The exercise –
Extract the records in full, leaving every picture out.

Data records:
=====

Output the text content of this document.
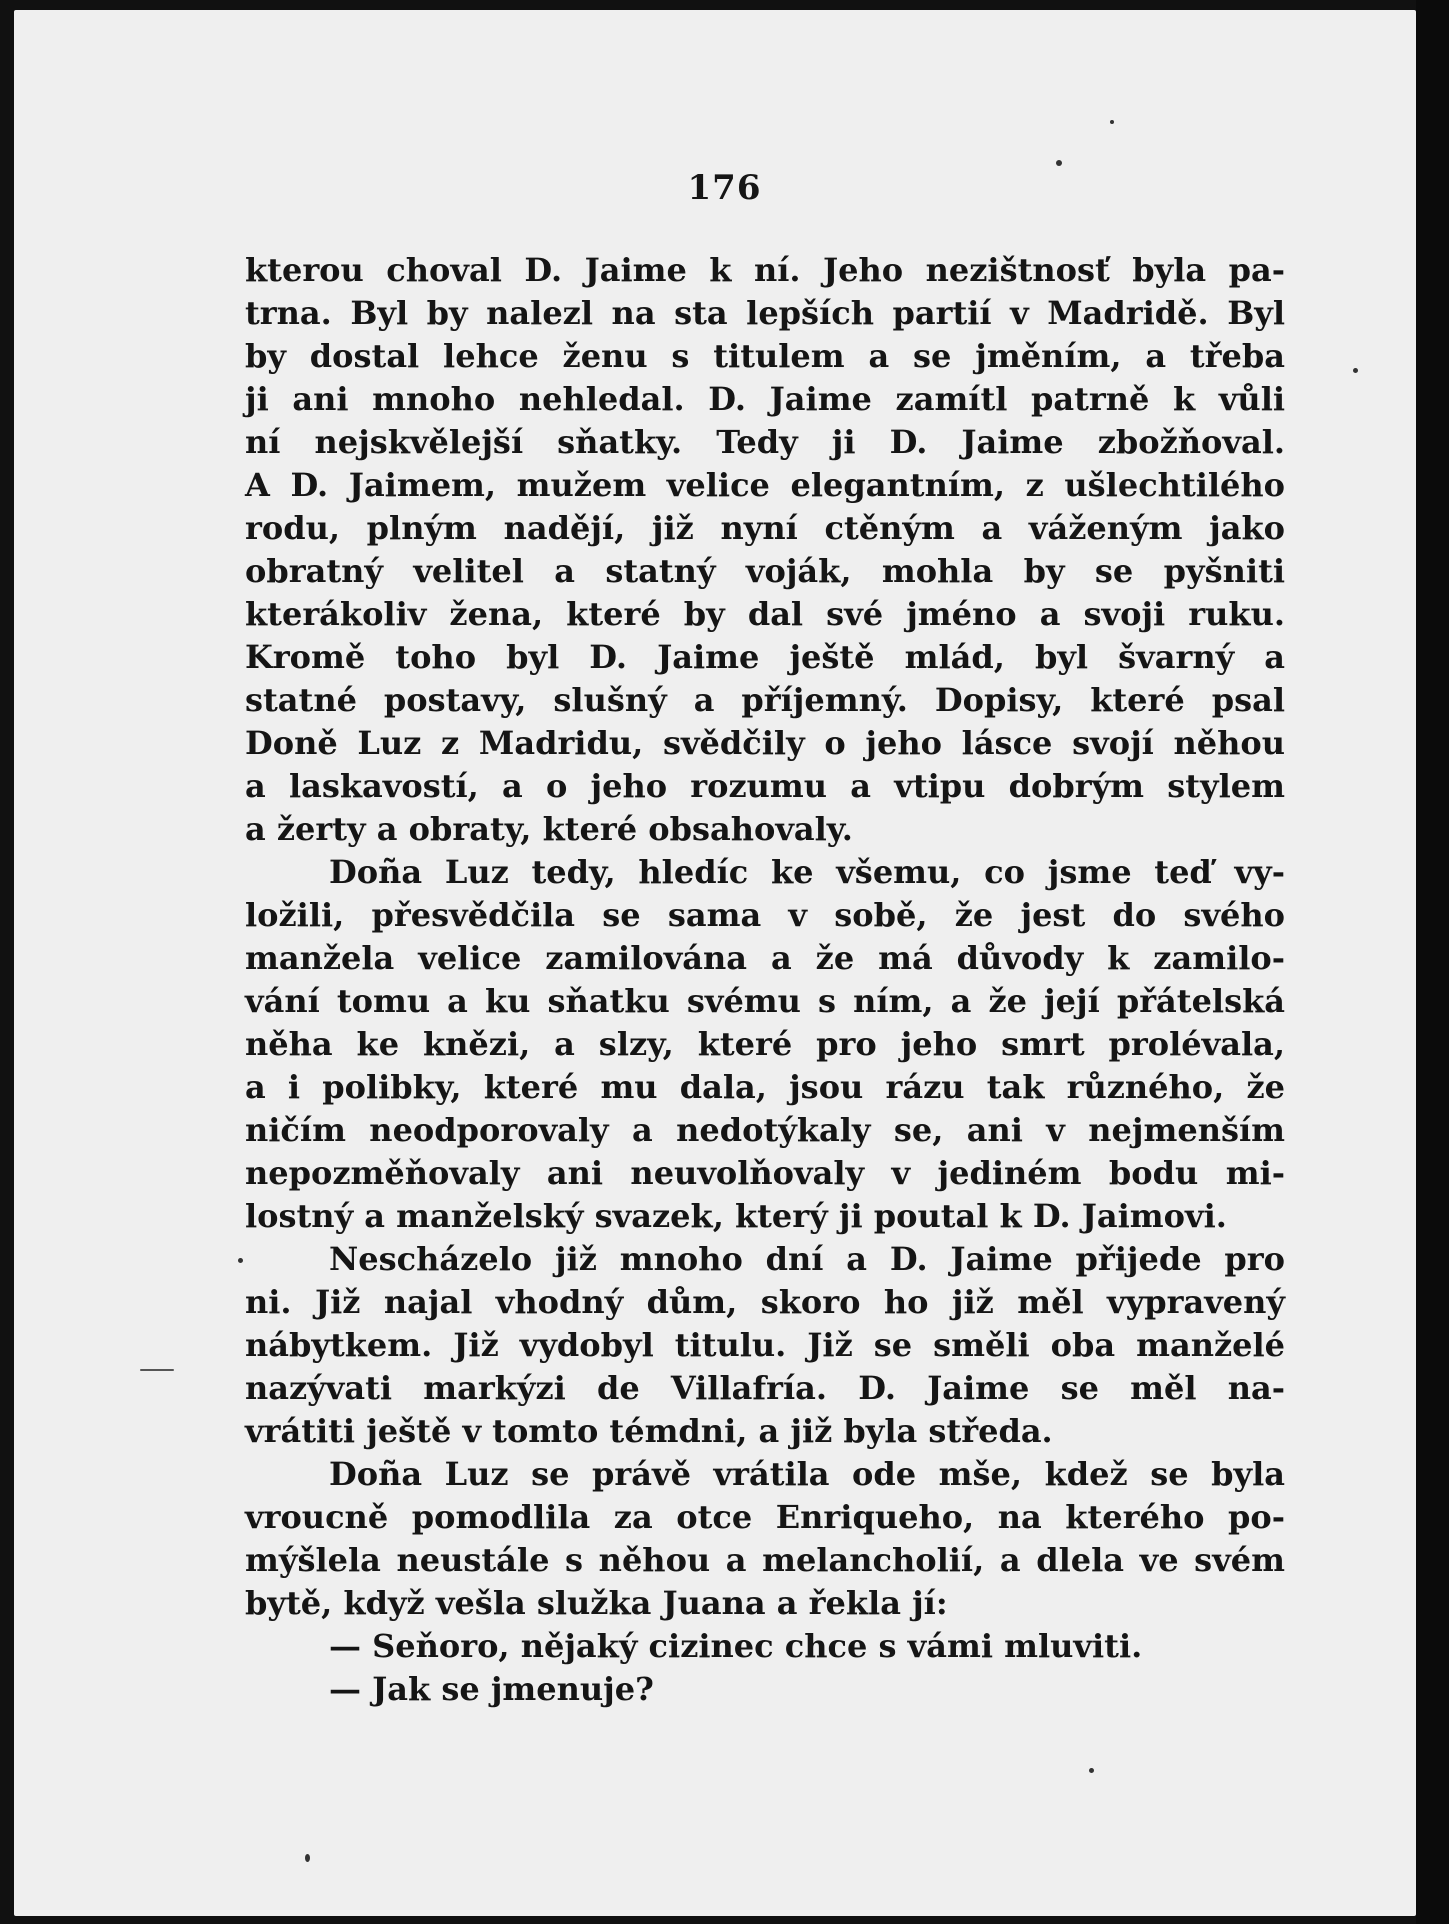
176
kterou choval D. Jaime k ní. Jeho nezištnosť byla pa-
trna. Byl by nalezl na sta lepších partií v Madridě. Byl
by dostal lehce ženu s titulem a se jměním, a třeba
ji ani mnoho nehledal. D. Jaime zamítl patrně k vůli
ní nejskvělejší sňatky. Tedy ji D. Jaime zbožňoval.
A D. Jaimem, mužem velice elegantním, z ušlechtilého
rodu, plným nadějí, již nyní ctěným a váženým jako
obratný velitel a statný voják, mohla by se pyšniti
kterákoliv žena, které by dal své jméno a svoji ruku.
Kromě toho byl D. Jaime ještě mlád, byl švarný a
statné postavy, slušný a příjemný. Dopisy, které psal
Doně Luz z Madridu, svědčily o jeho lásce svojí něhou
a laskavostí, a o jeho rozumu a vtipu dobrým stylem
a žerty a obraty, které obsahovaly.
Doña Luz tedy, hledíc ke všemu, co jsme teď vy-
ložili, přesvědčila se sama v sobě, že jest do svého
manžela velice zamilována a že má důvody k zamilo-
vání tomu a ku sňatku svému s ním, a že její přátelská
něha ke knězi, a slzy, které pro jeho smrt prolévala,
a i polibky, které mu dala, jsou rázu tak různého, že
ničím neodporovaly a nedotýkaly se, ani v nejmenším
nepozměňovaly ani neuvolňovaly v jediném bodu mi-
lostný a manželský svazek, který ji poutal k D. Jaimovi.
Nescházelo již mnoho dní a D. Jaime přijede pro
ni. Již najal vhodný dům, skoro ho již měl vypravený
nábytkem. Již vydobyl titulu. Již se směli oba manželé
nazývati markýzi de Villafría. D. Jaime se měl na-
vrátiti ještě v tomto témdni, a již byla středa.
Doña Luz se právě vrátila ode mše, kdež se byla
vroucně pomodlila za otce Enriqueho, na kterého po-
mýšlela neustále s něhou a melancholií, a dlela ve svém
bytě, když vešla služka Juana a řekla jí:
— Seňoro, nějaký cizinec chce s vámi mluviti.
— Jak se jmenuje?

=====

Exercise response –
Output the text content of this document.
176
kterou choval D. Jaime k ní. Jeho nezištnosť byla pa-
trna. Byl by nalezl na sta lepších partií v Madridě. Byl
by dostal lehce ženu s titulem a se jměním, a třeba
ji ani mnoho nehledal. D. Jaime zamítl patrně k vůli
ní nejskvělejší sňatky. Tedy ji D. Jaime zbožňoval.
A D. Jaimem, mužem velice elegantním, z ušlechtilého
rodu, plným nadějí, již nyní ctěným a váženým jako
obratný velitel a statný voják, mohla by se pyšniti
kterákoliv žena, které by dal své jméno a svoji ruku.
Kromě toho byl D. Jaime ještě mlád, byl švarný a
statné postavy, slušný a příjemný. Dopisy, které psal
Doně Luz z Madridu, svědčily o jeho lásce svojí něhou
a laskavostí, a o jeho rozumu a vtipu dobrým stylem
a žerty a obraty, které obsahovaly.
Doña Luz tedy, hledíc ke všemu, co jsme teď vy-
ložili, přesvědčila se sama v sobě, že jest do svého
manžela velice zamilována a že má důvody k zamilo-
vání tomu a ku sňatku svému s ním, a že její přátelská
něha ke knězi, a slzy, které pro jeho smrt prolévala,
a i polibky, které mu dala, jsou rázu tak různého, že
ničím neodporovaly a nedotýkaly se, ani v nejmenším
nepozměňovaly ani neuvolňovaly v jediném bodu mi-
lostný a manželský svazek, který ji poutal k D. Jaimovi.
Nescházelo již mnoho dní a D. Jaime přijede pro
ni. Již najal vhodný dům, skoro ho již měl vypravený
nábytkem. Již vydobyl titulu. Již se směli oba manželé
nazývati markýzi de Villafría. D. Jaime se měl na-
vrátiti ještě v tomto témdni, a již byla středa.
Doña Luz se právě vrátila ode mše, kdež se byla
vroucně pomodlila za otce Enriqueho, na kterého po-
mýšlela neustále s něhou a melancholií, a dlela ve svém
bytě, když vešla služka Juana a řekla jí:
— Seňoro, nějaký cizinec chce s vámi mluviti.
— Jak se jmenuje?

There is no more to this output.